TASK DESCRIPTION:
In this exercise, return the whole listing exactly, excluding any images.

GIVEN ENTRIES:
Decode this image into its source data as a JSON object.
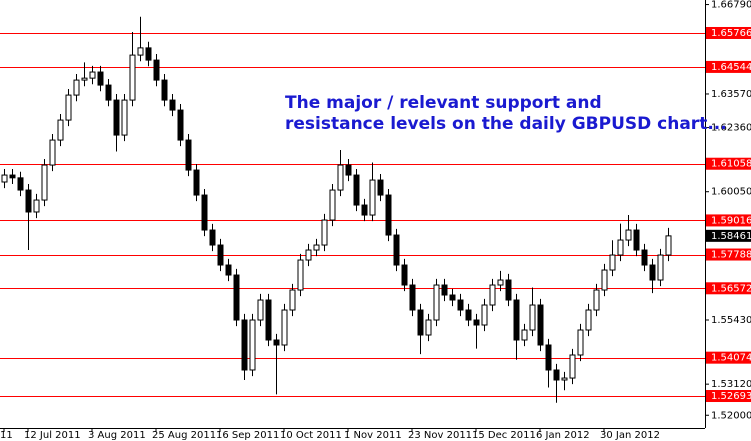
{
  "chart_data": {
    "type": "candlestick",
    "annotation": [
      "The major / relevant support and",
      "resistance levels on the daily GBPUSD chart..."
    ],
    "annotation_color": "#1a1ad0",
    "categories": [
      "11",
      null,
      null,
      "12 Jul 2011",
      null,
      null,
      null,
      null,
      null,
      null,
      null,
      "3 Aug 2011",
      null,
      null,
      null,
      null,
      null,
      null,
      null,
      "25 Aug 2011",
      null,
      null,
      null,
      null,
      null,
      null,
      null,
      "16 Sep 2011",
      null,
      null,
      null,
      null,
      null,
      null,
      null,
      "10 Oct 2011",
      null,
      null,
      null,
      null,
      null,
      null,
      null,
      "1 Nov 2011",
      null,
      null,
      null,
      null,
      null,
      null,
      null,
      "23 Nov 2011",
      null,
      null,
      null,
      null,
      null,
      null,
      null,
      "15 Dec 2011",
      null,
      null,
      null,
      null,
      null,
      null,
      null,
      "6 Jan 2012",
      null,
      null,
      null,
      null,
      null,
      null,
      null,
      "30 Jan 2012",
      null,
      null,
      null,
      null,
      null,
      null,
      null,
      null
    ],
    "open": [
      1.604,
      1.6065,
      1.6055,
      1.6011,
      1.5932,
      1.5975,
      1.6101,
      1.6191,
      1.6263,
      1.6353,
      1.6407,
      1.6414,
      1.6436,
      1.6389,
      1.6335,
      1.6209,
      1.6335,
      1.6497,
      1.6523,
      1.6479,
      1.6407,
      1.6335,
      1.6299,
      1.6191,
      1.6083,
      1.5993,
      1.5867,
      1.5813,
      1.5741,
      1.5705,
      1.5543,
      1.5363,
      1.5543,
      1.5615,
      1.5471,
      1.5453,
      1.5579,
      1.5651,
      1.5759,
      1.5795,
      1.5813,
      1.5903,
      1.6011,
      1.6101,
      1.6065,
      1.5957,
      1.5921,
      1.6047,
      1.5993,
      1.5849,
      1.5741,
      1.5669,
      1.5579,
      1.5489,
      1.5543,
      1.5669,
      1.5633,
      1.5615,
      1.5579,
      1.5543,
      1.5525,
      1.5597,
      1.5669,
      1.5687,
      1.5615,
      1.5471,
      1.5507,
      1.5597,
      1.5453,
      1.5363,
      1.5327,
      1.5334,
      1.5417,
      1.5507,
      1.5579,
      1.5651,
      1.5723,
      1.5777,
      1.5831,
      1.5867,
      1.5795,
      1.5741,
      1.5687,
      1.5777
    ],
    "high": [
      1.6087,
      1.6087,
      1.6077,
      1.6033,
      1.5997,
      1.6123,
      1.6213,
      1.6285,
      1.6375,
      1.6429,
      1.6471,
      1.6458,
      1.6458,
      1.6411,
      1.6357,
      1.6357,
      1.658,
      1.6635,
      1.6545,
      1.6501,
      1.6429,
      1.6357,
      1.6321,
      1.6213,
      1.6105,
      1.6015,
      1.5889,
      1.5835,
      1.5763,
      1.5727,
      1.5565,
      1.5565,
      1.5637,
      1.5637,
      1.5493,
      1.5601,
      1.5673,
      1.5781,
      1.5817,
      1.5835,
      1.5925,
      1.6033,
      1.6155,
      1.6123,
      1.6087,
      1.5979,
      1.611,
      1.6069,
      1.6015,
      1.5871,
      1.5763,
      1.5691,
      1.5601,
      1.5565,
      1.5691,
      1.5691,
      1.5655,
      1.5637,
      1.5601,
      1.5565,
      1.5619,
      1.5691,
      1.572,
      1.5709,
      1.5637,
      1.5529,
      1.566,
      1.5619,
      1.5475,
      1.5385,
      1.5356,
      1.5439,
      1.5529,
      1.5601,
      1.5673,
      1.5745,
      1.583,
      1.589,
      1.5921,
      1.5889,
      1.5817,
      1.5763,
      1.5799,
      1.5875
    ],
    "low": [
      1.6018,
      1.6033,
      1.5989,
      1.5795,
      1.591,
      1.5953,
      1.6079,
      1.6169,
      1.6241,
      1.6331,
      1.6385,
      1.6392,
      1.6367,
      1.6313,
      1.615,
      1.6187,
      1.6313,
      1.6475,
      1.6457,
      1.6385,
      1.6313,
      1.6277,
      1.6169,
      1.6061,
      1.5971,
      1.5845,
      1.5791,
      1.5719,
      1.5683,
      1.5521,
      1.5327,
      1.5341,
      1.5521,
      1.5449,
      1.5275,
      1.5431,
      1.5557,
      1.5629,
      1.5737,
      1.5773,
      1.5791,
      1.5881,
      1.5989,
      1.6043,
      1.5935,
      1.5899,
      1.5899,
      1.5971,
      1.5827,
      1.5719,
      1.5647,
      1.5557,
      1.542,
      1.5467,
      1.5521,
      1.5611,
      1.5593,
      1.5557,
      1.5521,
      1.544,
      1.5503,
      1.5575,
      1.5647,
      1.5593,
      1.54,
      1.5449,
      1.5485,
      1.5431,
      1.53,
      1.5245,
      1.529,
      1.5312,
      1.5395,
      1.5485,
      1.5557,
      1.5629,
      1.5701,
      1.5755,
      1.5809,
      1.5773,
      1.5719,
      1.564,
      1.5665,
      1.5755
    ],
    "close": [
      1.6065,
      1.6055,
      1.6011,
      1.5932,
      1.5975,
      1.6101,
      1.6191,
      1.6263,
      1.6353,
      1.6407,
      1.6414,
      1.6436,
      1.6389,
      1.6335,
      1.6209,
      1.6335,
      1.6497,
      1.6523,
      1.6479,
      1.6407,
      1.6335,
      1.6299,
      1.6191,
      1.6083,
      1.5993,
      1.5867,
      1.5813,
      1.5741,
      1.5705,
      1.5543,
      1.5363,
      1.5543,
      1.5615,
      1.5471,
      1.5453,
      1.5579,
      1.5651,
      1.5759,
      1.5795,
      1.5813,
      1.5903,
      1.6011,
      1.6101,
      1.6065,
      1.5957,
      1.5921,
      1.6047,
      1.5993,
      1.5849,
      1.5741,
      1.5669,
      1.5579,
      1.5489,
      1.5543,
      1.5669,
      1.5633,
      1.5615,
      1.5579,
      1.5543,
      1.5525,
      1.5597,
      1.5669,
      1.5687,
      1.5615,
      1.5471,
      1.5507,
      1.5597,
      1.5453,
      1.5363,
      1.5327,
      1.5334,
      1.5417,
      1.5507,
      1.5579,
      1.5651,
      1.5723,
      1.5777,
      1.5831,
      1.5867,
      1.5795,
      1.5741,
      1.5687,
      1.5777,
      1.5846
    ],
    "up_color": "#ffffff",
    "down_color": "#000000",
    "ylim": [
      1.51541,
      1.66954
    ],
    "yticks": [
      {
        "value": 1.6679,
        "label": "1.66790"
      },
      {
        "value": 1.6357,
        "label": "1.63570"
      },
      {
        "value": 1.6236,
        "label": "1.62360"
      },
      {
        "value": 1.6005,
        "label": "1.60050"
      },
      {
        "value": 1.5543,
        "label": "1.55430"
      },
      {
        "value": 1.5312,
        "label": "1.53120"
      },
      {
        "value": 1.52,
        "label": "1.52000"
      }
    ],
    "levels": [
      1.65766,
      1.64544,
      1.61058,
      1.59016,
      1.57788,
      1.56572,
      1.54074,
      1.52693
    ],
    "level_color": "#ff0000",
    "current_price": 1.58461
  }
}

ANSWER TO THE PROBLEM:
Decode this image into its source data as a JSON object.
{
  "chart_data": {
    "type": "candlestick",
    "annotation": [
      "The major / relevant support and",
      "resistance levels on the daily GBPUSD chart..."
    ],
    "annotation_color": "#1a1ad0",
    "categories": [
      "11",
      null,
      null,
      "12 Jul 2011",
      null,
      null,
      null,
      null,
      null,
      null,
      null,
      "3 Aug 2011",
      null,
      null,
      null,
      null,
      null,
      null,
      null,
      "25 Aug 2011",
      null,
      null,
      null,
      null,
      null,
      null,
      null,
      "16 Sep 2011",
      null,
      null,
      null,
      null,
      null,
      null,
      null,
      "10 Oct 2011",
      null,
      null,
      null,
      null,
      null,
      null,
      null,
      "1 Nov 2011",
      null,
      null,
      null,
      null,
      null,
      null,
      null,
      "23 Nov 2011",
      null,
      null,
      null,
      null,
      null,
      null,
      null,
      "15 Dec 2011",
      null,
      null,
      null,
      null,
      null,
      null,
      null,
      "6 Jan 2012",
      null,
      null,
      null,
      null,
      null,
      null,
      null,
      "30 Jan 2012",
      null,
      null,
      null,
      null,
      null,
      null,
      null,
      null
    ],
    "open": [
      1.604,
      1.6065,
      1.6055,
      1.6011,
      1.5932,
      1.5975,
      1.6101,
      1.6191,
      1.6263,
      1.6353,
      1.6407,
      1.6414,
      1.6436,
      1.6389,
      1.6335,
      1.6209,
      1.6335,
      1.6497,
      1.6523,
      1.6479,
      1.6407,
      1.6335,
      1.6299,
      1.6191,
      1.6083,
      1.5993,
      1.5867,
      1.5813,
      1.5741,
      1.5705,
      1.5543,
      1.5363,
      1.5543,
      1.5615,
      1.5471,
      1.5453,
      1.5579,
      1.5651,
      1.5759,
      1.5795,
      1.5813,
      1.5903,
      1.6011,
      1.6101,
      1.6065,
      1.5957,
      1.5921,
      1.6047,
      1.5993,
      1.5849,
      1.5741,
      1.5669,
      1.5579,
      1.5489,
      1.5543,
      1.5669,
      1.5633,
      1.5615,
      1.5579,
      1.5543,
      1.5525,
      1.5597,
      1.5669,
      1.5687,
      1.5615,
      1.5471,
      1.5507,
      1.5597,
      1.5453,
      1.5363,
      1.5327,
      1.5334,
      1.5417,
      1.5507,
      1.5579,
      1.5651,
      1.5723,
      1.5777,
      1.5831,
      1.5867,
      1.5795,
      1.5741,
      1.5687,
      1.5777
    ],
    "high": [
      1.6087,
      1.6087,
      1.6077,
      1.6033,
      1.5997,
      1.6123,
      1.6213,
      1.6285,
      1.6375,
      1.6429,
      1.6471,
      1.6458,
      1.6458,
      1.6411,
      1.6357,
      1.6357,
      1.658,
      1.6635,
      1.6545,
      1.6501,
      1.6429,
      1.6357,
      1.6321,
      1.6213,
      1.6105,
      1.6015,
      1.5889,
      1.5835,
      1.5763,
      1.5727,
      1.5565,
      1.5565,
      1.5637,
      1.5637,
      1.5493,
      1.5601,
      1.5673,
      1.5781,
      1.5817,
      1.5835,
      1.5925,
      1.6033,
      1.6155,
      1.6123,
      1.6087,
      1.5979,
      1.611,
      1.6069,
      1.6015,
      1.5871,
      1.5763,
      1.5691,
      1.5601,
      1.5565,
      1.5691,
      1.5691,
      1.5655,
      1.5637,
      1.5601,
      1.5565,
      1.5619,
      1.5691,
      1.572,
      1.5709,
      1.5637,
      1.5529,
      1.566,
      1.5619,
      1.5475,
      1.5385,
      1.5356,
      1.5439,
      1.5529,
      1.5601,
      1.5673,
      1.5745,
      1.583,
      1.589,
      1.5921,
      1.5889,
      1.5817,
      1.5763,
      1.5799,
      1.5875
    ],
    "low": [
      1.6018,
      1.6033,
      1.5989,
      1.5795,
      1.591,
      1.5953,
      1.6079,
      1.6169,
      1.6241,
      1.6331,
      1.6385,
      1.6392,
      1.6367,
      1.6313,
      1.615,
      1.6187,
      1.6313,
      1.6475,
      1.6457,
      1.6385,
      1.6313,
      1.6277,
      1.6169,
      1.6061,
      1.5971,
      1.5845,
      1.5791,
      1.5719,
      1.5683,
      1.5521,
      1.5327,
      1.5341,
      1.5521,
      1.5449,
      1.5275,
      1.5431,
      1.5557,
      1.5629,
      1.5737,
      1.5773,
      1.5791,
      1.5881,
      1.5989,
      1.6043,
      1.5935,
      1.5899,
      1.5899,
      1.5971,
      1.5827,
      1.5719,
      1.5647,
      1.5557,
      1.542,
      1.5467,
      1.5521,
      1.5611,
      1.5593,
      1.5557,
      1.5521,
      1.544,
      1.5503,
      1.5575,
      1.5647,
      1.5593,
      1.54,
      1.5449,
      1.5485,
      1.5431,
      1.53,
      1.5245,
      1.529,
      1.5312,
      1.5395,
      1.5485,
      1.5557,
      1.5629,
      1.5701,
      1.5755,
      1.5809,
      1.5773,
      1.5719,
      1.564,
      1.5665,
      1.5755
    ],
    "close": [
      1.6065,
      1.6055,
      1.6011,
      1.5932,
      1.5975,
      1.6101,
      1.6191,
      1.6263,
      1.6353,
      1.6407,
      1.6414,
      1.6436,
      1.6389,
      1.6335,
      1.6209,
      1.6335,
      1.6497,
      1.6523,
      1.6479,
      1.6407,
      1.6335,
      1.6299,
      1.6191,
      1.6083,
      1.5993,
      1.5867,
      1.5813,
      1.5741,
      1.5705,
      1.5543,
      1.5363,
      1.5543,
      1.5615,
      1.5471,
      1.5453,
      1.5579,
      1.5651,
      1.5759,
      1.5795,
      1.5813,
      1.5903,
      1.6011,
      1.6101,
      1.6065,
      1.5957,
      1.5921,
      1.6047,
      1.5993,
      1.5849,
      1.5741,
      1.5669,
      1.5579,
      1.5489,
      1.5543,
      1.5669,
      1.5633,
      1.5615,
      1.5579,
      1.5543,
      1.5525,
      1.5597,
      1.5669,
      1.5687,
      1.5615,
      1.5471,
      1.5507,
      1.5597,
      1.5453,
      1.5363,
      1.5327,
      1.5334,
      1.5417,
      1.5507,
      1.5579,
      1.5651,
      1.5723,
      1.5777,
      1.5831,
      1.5867,
      1.5795,
      1.5741,
      1.5687,
      1.5777,
      1.5846
    ],
    "up_color": "#ffffff",
    "down_color": "#000000",
    "ylim": [
      1.51541,
      1.66954
    ],
    "yticks": [
      {
        "value": 1.6679,
        "label": "1.66790"
      },
      {
        "value": 1.6357,
        "label": "1.63570"
      },
      {
        "value": 1.6236,
        "label": "1.62360"
      },
      {
        "value": 1.6005,
        "label": "1.60050"
      },
      {
        "value": 1.5543,
        "label": "1.55430"
      },
      {
        "value": 1.5312,
        "label": "1.53120"
      },
      {
        "value": 1.52,
        "label": "1.52000"
      }
    ],
    "levels": [
      1.65766,
      1.64544,
      1.61058,
      1.59016,
      1.57788,
      1.56572,
      1.54074,
      1.52693
    ],
    "level_color": "#ff0000",
    "current_price": 1.58461
  }
}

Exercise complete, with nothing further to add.